• GIVEN PROBLEM: Scan the material and copy every line in which "肩下垫个枕头" appears.

• RECORD LIST:
=-=-=
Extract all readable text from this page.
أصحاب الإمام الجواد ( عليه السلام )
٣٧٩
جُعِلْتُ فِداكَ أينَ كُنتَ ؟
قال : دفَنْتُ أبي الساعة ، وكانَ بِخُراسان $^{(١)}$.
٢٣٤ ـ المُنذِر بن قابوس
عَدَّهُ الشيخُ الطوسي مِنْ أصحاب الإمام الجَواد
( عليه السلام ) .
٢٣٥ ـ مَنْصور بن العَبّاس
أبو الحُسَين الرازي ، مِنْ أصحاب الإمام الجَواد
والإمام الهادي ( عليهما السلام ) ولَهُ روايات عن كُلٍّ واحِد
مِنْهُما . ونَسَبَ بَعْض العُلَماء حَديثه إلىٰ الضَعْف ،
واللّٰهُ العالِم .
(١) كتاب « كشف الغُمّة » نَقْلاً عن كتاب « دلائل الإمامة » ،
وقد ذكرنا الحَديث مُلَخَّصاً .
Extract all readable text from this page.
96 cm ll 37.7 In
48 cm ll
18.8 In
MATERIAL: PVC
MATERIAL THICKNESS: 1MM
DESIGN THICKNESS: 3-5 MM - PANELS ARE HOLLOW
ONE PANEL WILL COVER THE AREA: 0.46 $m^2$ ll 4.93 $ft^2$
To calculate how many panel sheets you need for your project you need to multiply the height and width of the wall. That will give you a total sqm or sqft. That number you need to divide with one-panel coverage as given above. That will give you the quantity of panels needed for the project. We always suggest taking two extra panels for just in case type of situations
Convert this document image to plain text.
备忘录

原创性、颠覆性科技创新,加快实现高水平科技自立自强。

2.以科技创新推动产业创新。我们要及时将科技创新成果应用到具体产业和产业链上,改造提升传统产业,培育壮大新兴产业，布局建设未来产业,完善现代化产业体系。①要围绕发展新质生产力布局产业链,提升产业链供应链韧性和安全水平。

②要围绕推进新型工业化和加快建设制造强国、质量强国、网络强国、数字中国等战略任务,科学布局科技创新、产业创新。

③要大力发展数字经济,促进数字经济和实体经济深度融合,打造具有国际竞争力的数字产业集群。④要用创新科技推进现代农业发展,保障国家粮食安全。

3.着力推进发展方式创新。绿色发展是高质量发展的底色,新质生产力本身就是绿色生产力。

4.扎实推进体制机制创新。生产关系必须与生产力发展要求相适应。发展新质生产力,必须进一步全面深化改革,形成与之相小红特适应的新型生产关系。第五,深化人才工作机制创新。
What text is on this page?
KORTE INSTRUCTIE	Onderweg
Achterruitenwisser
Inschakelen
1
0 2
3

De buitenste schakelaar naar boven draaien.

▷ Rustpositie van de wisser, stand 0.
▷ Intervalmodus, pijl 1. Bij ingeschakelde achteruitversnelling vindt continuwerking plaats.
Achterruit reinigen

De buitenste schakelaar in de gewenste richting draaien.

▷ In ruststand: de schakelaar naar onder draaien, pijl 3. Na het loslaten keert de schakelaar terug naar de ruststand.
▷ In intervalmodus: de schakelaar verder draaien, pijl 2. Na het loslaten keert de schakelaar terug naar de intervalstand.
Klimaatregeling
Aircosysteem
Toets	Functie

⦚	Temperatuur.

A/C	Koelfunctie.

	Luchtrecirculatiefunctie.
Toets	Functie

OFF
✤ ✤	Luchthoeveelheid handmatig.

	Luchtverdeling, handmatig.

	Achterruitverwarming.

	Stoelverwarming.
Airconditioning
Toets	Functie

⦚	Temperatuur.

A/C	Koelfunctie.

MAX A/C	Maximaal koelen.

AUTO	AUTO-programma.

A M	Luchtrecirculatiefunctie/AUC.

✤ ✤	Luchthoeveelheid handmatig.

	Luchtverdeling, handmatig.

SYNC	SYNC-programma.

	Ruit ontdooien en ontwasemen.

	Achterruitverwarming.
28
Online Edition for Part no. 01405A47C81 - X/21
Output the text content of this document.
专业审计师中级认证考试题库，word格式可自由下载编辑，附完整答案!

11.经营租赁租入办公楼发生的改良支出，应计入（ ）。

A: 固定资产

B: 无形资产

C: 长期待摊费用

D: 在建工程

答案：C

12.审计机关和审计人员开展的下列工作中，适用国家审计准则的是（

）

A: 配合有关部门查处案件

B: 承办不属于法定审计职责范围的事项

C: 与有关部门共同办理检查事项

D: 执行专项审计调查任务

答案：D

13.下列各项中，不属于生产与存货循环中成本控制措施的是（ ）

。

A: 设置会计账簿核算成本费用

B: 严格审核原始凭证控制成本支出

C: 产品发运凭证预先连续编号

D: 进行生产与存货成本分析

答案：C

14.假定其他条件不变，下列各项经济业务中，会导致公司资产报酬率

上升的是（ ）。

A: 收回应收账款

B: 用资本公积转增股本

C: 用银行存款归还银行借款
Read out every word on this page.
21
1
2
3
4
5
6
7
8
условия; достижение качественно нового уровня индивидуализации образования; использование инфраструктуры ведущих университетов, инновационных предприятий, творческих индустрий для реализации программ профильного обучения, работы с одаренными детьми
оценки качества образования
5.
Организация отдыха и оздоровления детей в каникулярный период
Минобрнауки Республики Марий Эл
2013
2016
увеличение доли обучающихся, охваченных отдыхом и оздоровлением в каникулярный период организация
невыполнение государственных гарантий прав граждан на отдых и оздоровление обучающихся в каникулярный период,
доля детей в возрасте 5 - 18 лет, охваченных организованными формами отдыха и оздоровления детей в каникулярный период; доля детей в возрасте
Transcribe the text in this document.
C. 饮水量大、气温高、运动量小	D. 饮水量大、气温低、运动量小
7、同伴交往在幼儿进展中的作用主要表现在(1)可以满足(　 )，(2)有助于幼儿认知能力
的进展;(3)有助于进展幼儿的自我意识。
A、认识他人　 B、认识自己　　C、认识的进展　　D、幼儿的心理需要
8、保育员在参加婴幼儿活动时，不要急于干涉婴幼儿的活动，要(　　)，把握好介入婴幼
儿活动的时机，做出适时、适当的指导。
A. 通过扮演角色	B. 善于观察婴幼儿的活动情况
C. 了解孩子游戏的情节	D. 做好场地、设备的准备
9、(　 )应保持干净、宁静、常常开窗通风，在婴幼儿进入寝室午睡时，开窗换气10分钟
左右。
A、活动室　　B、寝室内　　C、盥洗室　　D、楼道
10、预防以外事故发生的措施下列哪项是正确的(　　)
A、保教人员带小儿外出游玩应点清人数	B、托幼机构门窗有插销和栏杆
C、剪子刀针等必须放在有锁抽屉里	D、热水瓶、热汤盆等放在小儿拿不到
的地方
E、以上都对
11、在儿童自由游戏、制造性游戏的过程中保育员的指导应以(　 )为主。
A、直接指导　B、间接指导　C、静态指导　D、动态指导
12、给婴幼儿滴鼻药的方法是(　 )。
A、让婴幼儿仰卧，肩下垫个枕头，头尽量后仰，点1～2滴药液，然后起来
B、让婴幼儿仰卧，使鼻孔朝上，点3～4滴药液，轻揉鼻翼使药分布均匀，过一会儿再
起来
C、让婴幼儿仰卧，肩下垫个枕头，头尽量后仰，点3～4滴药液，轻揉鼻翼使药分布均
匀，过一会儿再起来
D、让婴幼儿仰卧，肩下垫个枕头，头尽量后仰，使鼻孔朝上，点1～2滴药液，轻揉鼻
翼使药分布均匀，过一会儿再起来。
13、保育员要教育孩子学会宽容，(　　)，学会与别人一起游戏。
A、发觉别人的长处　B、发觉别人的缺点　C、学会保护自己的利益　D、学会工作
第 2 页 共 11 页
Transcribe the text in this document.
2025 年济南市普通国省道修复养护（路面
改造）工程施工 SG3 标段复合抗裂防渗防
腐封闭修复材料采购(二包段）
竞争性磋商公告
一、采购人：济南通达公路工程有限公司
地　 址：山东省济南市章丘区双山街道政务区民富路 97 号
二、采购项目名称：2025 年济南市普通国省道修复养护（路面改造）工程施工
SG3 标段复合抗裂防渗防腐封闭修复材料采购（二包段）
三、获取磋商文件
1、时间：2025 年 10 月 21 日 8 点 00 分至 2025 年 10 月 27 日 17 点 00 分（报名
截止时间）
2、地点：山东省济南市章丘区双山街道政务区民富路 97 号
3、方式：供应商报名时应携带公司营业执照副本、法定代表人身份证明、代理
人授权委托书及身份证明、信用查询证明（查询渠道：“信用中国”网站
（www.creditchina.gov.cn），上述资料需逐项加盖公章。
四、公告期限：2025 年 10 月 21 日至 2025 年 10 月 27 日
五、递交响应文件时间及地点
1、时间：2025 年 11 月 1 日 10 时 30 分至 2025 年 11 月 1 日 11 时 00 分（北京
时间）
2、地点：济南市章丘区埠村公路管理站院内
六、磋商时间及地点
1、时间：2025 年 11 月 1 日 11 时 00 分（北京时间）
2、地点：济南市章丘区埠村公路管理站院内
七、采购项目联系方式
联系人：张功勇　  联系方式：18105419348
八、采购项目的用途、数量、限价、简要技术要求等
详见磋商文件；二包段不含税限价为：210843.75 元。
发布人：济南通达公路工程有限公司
=-=-=
• EXERCISE RESPONSE:
A、让婴幼儿仰卧，肩下垫个枕头，头尽量后仰，点1～2滴药液，然后起来
C、让婴幼儿仰卧，肩下垫个枕头，头尽量后仰，点3～4滴药液，轻揉鼻翼使药分布均
D、让婴幼儿仰卧，肩下垫个枕头，头尽量后仰，使鼻孔朝上，点1～2滴药液，轻揉鼻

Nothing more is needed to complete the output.